What you should do –
From the entries provided below, copy each line that contains the word "euristiche".

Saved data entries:
....

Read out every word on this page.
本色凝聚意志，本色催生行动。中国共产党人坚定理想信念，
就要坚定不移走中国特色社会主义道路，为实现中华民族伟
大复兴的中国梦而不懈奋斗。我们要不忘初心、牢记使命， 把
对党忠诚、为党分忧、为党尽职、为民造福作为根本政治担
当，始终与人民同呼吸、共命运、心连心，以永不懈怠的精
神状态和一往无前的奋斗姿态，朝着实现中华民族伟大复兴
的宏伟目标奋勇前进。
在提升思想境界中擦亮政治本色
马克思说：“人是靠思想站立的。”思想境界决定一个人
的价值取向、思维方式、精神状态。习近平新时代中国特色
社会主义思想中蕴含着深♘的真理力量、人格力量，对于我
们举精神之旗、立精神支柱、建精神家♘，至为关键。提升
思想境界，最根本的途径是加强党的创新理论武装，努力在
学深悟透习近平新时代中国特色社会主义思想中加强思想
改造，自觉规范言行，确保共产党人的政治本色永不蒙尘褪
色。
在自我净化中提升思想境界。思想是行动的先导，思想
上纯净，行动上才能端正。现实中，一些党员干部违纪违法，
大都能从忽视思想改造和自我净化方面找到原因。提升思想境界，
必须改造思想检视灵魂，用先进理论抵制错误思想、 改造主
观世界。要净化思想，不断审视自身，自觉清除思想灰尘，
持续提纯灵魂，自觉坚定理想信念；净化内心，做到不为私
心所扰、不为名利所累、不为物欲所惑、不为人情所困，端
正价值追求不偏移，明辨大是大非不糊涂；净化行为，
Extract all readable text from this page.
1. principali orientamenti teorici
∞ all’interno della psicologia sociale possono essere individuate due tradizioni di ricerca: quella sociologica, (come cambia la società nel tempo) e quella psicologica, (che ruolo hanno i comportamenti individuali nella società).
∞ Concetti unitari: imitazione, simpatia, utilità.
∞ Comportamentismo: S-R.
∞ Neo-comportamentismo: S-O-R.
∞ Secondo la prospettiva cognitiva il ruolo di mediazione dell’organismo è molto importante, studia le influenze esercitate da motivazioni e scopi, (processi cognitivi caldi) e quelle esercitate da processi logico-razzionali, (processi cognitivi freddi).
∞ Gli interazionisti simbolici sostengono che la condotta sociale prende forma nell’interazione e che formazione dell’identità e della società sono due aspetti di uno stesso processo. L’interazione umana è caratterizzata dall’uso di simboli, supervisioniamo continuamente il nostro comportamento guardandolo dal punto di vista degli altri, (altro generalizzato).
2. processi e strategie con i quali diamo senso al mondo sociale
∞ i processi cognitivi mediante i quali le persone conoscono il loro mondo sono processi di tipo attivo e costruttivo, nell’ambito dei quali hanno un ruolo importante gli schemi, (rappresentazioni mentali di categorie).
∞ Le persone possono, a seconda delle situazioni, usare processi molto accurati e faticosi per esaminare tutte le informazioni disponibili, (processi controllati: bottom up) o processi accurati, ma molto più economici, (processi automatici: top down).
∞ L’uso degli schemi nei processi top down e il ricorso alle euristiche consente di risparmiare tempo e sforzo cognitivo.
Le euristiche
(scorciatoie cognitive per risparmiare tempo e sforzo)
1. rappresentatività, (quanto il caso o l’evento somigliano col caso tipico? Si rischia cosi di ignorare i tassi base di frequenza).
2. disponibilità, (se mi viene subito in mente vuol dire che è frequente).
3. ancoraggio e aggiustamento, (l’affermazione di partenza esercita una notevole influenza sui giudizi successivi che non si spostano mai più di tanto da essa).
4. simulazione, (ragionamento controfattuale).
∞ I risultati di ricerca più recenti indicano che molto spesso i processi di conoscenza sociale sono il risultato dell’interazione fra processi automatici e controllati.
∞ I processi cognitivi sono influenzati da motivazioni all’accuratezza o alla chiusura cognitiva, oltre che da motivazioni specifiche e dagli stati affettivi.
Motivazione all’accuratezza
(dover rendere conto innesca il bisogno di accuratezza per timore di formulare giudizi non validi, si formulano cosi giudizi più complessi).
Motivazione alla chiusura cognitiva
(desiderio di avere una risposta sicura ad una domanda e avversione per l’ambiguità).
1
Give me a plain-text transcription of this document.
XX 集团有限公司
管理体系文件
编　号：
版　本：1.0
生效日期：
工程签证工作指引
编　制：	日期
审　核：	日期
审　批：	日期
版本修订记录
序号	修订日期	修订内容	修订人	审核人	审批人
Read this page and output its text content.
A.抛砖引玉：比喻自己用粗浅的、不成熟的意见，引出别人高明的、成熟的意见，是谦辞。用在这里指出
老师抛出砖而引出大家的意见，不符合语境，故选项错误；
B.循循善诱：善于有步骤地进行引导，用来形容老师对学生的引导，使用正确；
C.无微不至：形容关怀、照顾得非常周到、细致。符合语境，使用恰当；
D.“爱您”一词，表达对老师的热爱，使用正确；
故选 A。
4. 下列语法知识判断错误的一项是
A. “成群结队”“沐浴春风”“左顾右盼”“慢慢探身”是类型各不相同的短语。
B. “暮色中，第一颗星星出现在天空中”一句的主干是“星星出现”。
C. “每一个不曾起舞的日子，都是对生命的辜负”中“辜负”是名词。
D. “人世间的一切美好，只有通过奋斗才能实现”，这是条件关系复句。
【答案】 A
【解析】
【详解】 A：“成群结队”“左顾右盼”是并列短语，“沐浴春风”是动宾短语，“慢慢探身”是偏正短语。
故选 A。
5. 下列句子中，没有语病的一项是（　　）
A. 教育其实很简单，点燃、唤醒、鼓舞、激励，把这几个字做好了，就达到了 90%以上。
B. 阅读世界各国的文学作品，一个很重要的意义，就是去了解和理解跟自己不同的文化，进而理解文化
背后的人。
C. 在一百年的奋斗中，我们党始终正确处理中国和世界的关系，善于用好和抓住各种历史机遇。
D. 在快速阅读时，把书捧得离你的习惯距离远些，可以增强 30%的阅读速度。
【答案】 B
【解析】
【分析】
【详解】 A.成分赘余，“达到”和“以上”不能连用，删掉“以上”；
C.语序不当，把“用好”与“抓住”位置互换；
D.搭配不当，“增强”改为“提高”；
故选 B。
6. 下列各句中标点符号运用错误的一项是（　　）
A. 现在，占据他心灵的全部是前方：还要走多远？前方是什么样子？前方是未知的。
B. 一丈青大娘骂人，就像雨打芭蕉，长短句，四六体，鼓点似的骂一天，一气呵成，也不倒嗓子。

....

Written answer –
∞ L’uso degli schemi nei processi top down e il ricorso alle euristiche consente di risparmiare tempo e sforzo cognitivo.
Le euristiche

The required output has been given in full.